Records for processing.
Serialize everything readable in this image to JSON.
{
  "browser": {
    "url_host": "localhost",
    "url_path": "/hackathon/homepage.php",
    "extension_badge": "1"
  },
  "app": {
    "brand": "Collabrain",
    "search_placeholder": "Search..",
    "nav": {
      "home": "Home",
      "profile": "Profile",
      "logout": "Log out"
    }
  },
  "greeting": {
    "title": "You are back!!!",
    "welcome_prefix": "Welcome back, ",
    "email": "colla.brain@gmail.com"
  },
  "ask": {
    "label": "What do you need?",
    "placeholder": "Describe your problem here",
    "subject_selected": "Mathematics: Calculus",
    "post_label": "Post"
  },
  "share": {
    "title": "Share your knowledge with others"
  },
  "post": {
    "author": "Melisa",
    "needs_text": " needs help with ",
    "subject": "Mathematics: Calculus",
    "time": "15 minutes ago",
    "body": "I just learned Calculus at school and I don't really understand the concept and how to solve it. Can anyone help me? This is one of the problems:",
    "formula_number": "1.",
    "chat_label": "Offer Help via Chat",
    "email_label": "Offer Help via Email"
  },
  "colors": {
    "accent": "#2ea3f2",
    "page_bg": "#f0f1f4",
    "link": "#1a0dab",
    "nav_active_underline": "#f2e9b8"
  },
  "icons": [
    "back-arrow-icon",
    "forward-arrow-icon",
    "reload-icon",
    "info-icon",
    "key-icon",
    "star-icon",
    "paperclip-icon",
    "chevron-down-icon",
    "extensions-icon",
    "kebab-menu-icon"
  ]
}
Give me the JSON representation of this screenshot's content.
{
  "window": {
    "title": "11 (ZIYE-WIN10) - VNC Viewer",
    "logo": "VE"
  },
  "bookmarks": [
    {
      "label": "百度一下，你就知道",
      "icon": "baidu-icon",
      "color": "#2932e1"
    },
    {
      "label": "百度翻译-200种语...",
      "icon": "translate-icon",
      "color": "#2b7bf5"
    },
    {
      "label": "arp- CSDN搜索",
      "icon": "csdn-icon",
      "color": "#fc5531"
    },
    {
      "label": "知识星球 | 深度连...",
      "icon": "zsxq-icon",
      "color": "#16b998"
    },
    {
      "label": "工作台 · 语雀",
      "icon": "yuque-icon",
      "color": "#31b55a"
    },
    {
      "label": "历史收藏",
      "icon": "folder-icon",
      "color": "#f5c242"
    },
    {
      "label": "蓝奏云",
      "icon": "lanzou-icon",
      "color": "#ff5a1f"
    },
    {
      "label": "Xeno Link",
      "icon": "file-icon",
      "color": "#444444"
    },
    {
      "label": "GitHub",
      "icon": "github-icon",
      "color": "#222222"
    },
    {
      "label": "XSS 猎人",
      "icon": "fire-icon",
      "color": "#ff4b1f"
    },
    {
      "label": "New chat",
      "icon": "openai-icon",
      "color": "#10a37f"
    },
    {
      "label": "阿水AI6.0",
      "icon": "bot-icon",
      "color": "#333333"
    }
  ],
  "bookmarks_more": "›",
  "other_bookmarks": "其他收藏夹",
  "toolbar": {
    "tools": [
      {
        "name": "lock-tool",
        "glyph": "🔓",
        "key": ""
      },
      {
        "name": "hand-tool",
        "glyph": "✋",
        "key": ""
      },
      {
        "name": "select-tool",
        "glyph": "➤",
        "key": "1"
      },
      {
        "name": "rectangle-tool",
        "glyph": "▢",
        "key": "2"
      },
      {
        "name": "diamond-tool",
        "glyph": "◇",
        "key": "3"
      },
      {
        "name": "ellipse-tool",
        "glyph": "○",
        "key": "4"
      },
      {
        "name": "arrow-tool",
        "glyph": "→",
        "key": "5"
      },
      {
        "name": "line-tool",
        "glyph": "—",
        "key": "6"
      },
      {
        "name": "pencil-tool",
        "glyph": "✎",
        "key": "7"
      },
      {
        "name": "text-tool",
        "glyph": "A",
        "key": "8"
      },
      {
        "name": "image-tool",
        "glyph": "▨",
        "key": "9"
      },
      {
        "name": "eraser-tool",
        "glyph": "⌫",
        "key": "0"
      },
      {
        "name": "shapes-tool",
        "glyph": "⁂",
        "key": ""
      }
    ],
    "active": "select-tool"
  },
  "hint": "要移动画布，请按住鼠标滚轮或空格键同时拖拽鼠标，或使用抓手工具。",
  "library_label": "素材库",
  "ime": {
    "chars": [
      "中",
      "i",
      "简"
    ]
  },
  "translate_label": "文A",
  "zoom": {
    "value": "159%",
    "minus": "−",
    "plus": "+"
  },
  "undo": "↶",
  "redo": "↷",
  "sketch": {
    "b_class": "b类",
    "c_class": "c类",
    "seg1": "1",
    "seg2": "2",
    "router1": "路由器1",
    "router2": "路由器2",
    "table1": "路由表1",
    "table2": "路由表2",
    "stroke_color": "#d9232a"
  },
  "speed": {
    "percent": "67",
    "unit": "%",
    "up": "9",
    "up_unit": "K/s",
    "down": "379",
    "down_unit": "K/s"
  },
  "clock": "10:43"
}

Problem statement. Find each line holding the string "back" and copy it out.

Task solution.
    "title": "You are back!!!",
    "welcome_prefix": "Welcome back, ",
    "back-arrow-icon",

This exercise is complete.